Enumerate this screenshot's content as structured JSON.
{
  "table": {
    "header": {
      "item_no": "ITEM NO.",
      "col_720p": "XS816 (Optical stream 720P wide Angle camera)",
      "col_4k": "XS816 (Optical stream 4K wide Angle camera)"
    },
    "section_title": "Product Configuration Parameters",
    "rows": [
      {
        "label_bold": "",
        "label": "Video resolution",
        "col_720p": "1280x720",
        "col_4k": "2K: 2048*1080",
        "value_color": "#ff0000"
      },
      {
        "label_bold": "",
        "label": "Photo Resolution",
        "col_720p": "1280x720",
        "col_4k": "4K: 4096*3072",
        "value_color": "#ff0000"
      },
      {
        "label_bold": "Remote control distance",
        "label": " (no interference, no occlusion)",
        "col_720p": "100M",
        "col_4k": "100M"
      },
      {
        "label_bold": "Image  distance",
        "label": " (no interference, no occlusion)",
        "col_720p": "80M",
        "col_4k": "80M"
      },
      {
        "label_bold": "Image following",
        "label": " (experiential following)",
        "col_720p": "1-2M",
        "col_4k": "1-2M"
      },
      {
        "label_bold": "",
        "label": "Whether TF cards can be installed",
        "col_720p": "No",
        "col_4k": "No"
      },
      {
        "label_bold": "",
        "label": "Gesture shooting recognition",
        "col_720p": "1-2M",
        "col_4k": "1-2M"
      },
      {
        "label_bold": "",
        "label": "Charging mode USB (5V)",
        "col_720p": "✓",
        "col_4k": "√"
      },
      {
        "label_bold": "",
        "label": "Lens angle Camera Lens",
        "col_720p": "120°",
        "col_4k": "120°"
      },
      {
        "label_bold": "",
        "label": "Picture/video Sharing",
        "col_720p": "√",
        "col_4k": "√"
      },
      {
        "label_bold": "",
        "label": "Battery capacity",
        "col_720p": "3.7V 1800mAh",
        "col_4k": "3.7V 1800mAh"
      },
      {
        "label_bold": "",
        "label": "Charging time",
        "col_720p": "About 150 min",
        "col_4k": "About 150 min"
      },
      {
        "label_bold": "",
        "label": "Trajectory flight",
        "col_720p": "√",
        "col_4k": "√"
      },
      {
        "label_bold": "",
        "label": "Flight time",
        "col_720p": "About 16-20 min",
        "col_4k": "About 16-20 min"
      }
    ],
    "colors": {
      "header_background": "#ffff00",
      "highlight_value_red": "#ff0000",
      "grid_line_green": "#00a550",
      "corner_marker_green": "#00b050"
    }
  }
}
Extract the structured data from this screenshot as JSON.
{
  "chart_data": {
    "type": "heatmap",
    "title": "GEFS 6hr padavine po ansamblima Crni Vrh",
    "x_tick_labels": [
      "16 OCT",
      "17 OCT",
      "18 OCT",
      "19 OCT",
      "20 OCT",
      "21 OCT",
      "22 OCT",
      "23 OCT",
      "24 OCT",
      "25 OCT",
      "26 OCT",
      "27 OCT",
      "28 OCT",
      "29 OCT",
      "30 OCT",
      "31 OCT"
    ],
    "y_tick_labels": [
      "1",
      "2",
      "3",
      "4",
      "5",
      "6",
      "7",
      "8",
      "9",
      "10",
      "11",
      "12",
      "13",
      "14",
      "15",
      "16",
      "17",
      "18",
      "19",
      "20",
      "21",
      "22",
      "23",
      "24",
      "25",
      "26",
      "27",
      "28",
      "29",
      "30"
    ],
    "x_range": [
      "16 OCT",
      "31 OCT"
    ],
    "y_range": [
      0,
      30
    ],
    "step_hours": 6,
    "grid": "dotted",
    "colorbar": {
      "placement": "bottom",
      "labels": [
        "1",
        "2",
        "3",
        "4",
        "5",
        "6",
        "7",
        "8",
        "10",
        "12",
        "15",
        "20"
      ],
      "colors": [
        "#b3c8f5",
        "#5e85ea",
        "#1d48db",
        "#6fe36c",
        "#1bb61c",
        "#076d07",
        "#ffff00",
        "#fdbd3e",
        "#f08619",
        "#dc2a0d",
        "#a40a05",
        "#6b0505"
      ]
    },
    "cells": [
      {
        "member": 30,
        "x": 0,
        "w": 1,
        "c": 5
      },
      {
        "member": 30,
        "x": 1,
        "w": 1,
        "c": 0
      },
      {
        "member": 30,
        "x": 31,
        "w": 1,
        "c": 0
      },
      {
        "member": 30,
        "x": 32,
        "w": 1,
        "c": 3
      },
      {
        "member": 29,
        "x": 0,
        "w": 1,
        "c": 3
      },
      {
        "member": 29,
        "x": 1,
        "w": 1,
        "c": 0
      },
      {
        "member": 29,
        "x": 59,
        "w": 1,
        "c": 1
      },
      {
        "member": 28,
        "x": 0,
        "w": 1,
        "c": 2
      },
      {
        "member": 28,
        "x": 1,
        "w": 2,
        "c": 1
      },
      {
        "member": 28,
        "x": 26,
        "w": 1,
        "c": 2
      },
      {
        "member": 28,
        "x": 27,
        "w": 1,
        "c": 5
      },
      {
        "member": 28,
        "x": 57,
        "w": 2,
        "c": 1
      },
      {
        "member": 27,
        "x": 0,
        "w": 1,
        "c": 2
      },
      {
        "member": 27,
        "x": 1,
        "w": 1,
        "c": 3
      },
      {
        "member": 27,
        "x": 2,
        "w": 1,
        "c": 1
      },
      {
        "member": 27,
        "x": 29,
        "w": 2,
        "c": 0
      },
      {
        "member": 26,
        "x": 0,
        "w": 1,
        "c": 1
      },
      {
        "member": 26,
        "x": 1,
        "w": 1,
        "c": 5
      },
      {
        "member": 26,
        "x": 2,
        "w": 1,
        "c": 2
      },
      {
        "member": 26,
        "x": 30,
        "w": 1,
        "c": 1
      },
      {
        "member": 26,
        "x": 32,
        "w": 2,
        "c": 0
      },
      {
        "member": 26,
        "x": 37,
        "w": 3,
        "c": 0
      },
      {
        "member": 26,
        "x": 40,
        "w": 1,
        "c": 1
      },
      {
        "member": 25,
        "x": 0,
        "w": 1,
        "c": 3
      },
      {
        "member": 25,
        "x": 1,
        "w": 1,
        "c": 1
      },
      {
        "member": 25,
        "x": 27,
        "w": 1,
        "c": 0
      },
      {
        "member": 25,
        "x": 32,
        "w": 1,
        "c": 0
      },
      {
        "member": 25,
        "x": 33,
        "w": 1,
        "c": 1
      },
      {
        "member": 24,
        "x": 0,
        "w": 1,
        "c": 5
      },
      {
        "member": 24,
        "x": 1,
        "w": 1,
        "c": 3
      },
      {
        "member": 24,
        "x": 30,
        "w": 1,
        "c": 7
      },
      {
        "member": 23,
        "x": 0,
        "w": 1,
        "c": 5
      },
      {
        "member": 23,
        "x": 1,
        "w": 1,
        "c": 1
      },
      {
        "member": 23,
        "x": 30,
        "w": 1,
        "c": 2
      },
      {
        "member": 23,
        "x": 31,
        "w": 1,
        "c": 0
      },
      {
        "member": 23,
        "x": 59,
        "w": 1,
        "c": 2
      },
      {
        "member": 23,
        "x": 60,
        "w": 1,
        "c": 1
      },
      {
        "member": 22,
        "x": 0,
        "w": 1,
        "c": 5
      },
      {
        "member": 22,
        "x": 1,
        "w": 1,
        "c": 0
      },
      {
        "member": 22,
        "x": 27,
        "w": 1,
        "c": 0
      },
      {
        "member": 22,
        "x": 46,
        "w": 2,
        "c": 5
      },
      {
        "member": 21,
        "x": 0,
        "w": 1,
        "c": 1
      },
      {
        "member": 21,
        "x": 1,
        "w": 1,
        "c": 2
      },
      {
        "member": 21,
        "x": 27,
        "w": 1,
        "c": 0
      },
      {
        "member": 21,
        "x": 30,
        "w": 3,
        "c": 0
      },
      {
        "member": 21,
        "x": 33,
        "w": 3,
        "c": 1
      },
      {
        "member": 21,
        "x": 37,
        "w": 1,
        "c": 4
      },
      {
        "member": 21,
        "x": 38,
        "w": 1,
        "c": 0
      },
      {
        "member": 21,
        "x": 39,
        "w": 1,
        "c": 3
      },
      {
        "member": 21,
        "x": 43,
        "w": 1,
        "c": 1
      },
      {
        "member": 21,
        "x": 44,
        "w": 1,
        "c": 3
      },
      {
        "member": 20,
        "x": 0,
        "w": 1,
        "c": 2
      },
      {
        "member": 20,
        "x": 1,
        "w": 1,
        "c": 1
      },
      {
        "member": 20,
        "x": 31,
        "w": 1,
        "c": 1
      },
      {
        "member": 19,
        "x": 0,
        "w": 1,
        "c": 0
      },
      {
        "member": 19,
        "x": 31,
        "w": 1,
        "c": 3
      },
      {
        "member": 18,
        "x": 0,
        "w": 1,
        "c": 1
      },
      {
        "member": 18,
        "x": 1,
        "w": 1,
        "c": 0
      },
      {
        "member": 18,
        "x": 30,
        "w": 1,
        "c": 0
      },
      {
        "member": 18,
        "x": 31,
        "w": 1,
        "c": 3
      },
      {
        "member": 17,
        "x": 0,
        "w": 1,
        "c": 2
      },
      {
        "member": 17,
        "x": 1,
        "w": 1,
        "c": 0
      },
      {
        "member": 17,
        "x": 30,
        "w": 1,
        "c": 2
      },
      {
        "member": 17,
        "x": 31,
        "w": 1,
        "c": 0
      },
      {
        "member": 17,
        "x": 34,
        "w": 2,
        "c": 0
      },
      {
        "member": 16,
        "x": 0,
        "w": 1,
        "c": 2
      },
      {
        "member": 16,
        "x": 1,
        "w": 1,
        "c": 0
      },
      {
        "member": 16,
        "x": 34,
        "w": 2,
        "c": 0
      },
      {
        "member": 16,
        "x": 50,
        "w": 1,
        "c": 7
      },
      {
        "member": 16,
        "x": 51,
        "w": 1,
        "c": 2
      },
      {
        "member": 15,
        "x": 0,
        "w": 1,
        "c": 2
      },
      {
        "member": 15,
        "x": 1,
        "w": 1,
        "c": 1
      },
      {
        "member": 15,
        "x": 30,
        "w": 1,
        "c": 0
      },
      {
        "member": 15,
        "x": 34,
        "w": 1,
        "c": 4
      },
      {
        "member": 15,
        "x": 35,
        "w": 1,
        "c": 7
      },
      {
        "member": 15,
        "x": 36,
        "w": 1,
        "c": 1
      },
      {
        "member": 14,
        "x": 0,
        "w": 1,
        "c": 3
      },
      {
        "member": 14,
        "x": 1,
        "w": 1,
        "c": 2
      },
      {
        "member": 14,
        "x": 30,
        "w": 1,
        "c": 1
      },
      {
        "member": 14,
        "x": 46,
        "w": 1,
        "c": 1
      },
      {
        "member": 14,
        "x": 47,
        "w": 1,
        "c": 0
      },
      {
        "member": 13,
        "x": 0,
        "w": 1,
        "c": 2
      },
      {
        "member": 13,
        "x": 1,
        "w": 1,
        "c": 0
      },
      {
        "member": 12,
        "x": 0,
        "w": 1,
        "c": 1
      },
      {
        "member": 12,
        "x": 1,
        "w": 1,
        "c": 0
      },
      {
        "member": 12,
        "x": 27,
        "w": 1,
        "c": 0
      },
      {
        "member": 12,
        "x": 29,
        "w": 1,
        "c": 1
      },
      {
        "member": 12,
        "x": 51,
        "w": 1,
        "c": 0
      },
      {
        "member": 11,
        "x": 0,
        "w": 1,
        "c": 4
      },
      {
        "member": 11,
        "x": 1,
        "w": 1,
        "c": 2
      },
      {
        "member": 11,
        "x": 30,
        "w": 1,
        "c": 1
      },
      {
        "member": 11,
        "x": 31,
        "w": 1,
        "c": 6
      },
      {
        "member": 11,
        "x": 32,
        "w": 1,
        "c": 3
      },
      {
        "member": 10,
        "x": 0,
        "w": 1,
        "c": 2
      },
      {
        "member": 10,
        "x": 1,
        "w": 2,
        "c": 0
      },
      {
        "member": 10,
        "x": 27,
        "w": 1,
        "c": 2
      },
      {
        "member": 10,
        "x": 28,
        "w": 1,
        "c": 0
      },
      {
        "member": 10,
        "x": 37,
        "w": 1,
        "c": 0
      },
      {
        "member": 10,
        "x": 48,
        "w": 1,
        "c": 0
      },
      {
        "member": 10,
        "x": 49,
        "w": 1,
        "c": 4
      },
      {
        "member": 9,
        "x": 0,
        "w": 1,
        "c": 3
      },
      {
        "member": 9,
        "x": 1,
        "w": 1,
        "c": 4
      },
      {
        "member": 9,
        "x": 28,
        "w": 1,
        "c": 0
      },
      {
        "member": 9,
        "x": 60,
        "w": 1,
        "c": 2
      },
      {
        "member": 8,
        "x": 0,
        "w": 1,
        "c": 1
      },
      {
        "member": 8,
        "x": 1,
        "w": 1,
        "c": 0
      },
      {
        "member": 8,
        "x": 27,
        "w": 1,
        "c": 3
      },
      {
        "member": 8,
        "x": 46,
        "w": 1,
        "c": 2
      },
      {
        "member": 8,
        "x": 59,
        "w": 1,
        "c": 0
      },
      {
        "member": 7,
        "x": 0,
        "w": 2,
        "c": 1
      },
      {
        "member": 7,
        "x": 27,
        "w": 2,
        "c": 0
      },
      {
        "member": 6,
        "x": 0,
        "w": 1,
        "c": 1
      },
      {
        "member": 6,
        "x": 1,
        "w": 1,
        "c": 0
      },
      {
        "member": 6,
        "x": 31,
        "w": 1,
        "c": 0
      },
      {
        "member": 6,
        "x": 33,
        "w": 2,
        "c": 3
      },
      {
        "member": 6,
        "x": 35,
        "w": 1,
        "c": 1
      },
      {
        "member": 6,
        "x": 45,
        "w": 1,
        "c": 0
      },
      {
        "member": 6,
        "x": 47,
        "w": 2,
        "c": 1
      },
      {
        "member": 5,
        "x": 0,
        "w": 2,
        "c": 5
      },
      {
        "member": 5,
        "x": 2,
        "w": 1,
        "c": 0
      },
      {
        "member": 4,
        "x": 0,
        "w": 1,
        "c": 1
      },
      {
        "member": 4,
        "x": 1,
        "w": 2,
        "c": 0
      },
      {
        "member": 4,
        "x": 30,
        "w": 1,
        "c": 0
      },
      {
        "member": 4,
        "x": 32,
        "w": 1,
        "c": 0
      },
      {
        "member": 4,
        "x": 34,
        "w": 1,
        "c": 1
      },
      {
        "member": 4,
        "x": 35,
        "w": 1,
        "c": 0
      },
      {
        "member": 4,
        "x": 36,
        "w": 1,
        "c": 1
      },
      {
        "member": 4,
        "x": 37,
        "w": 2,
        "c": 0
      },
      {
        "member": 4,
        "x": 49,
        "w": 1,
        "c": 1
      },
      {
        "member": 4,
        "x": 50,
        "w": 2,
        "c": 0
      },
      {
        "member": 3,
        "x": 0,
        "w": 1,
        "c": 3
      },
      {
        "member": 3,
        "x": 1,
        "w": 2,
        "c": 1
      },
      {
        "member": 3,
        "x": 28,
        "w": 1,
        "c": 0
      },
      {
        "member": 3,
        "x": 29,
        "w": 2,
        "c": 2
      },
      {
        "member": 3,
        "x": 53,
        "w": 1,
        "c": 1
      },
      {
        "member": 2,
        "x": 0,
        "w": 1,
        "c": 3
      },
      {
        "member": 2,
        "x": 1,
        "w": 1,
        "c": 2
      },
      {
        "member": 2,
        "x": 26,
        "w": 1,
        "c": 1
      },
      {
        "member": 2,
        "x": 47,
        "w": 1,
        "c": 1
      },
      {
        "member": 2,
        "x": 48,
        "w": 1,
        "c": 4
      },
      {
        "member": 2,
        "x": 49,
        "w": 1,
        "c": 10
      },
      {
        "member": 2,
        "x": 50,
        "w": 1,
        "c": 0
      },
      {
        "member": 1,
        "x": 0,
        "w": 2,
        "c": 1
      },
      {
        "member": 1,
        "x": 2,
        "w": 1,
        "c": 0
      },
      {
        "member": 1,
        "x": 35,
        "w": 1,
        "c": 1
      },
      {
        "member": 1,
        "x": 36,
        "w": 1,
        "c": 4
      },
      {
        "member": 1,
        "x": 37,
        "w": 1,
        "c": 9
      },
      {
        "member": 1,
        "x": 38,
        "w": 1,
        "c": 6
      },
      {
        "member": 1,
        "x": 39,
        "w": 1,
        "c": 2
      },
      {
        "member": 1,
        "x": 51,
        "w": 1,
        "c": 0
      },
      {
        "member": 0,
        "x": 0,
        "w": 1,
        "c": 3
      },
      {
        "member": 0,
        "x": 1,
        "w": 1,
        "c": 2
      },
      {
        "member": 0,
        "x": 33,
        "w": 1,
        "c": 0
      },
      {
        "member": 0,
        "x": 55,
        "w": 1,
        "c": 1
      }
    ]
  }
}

* * *

■ What to produce ■
Note how many lines in the listing above hold the string "following", then give only that figure.

■ Answer in full ■
2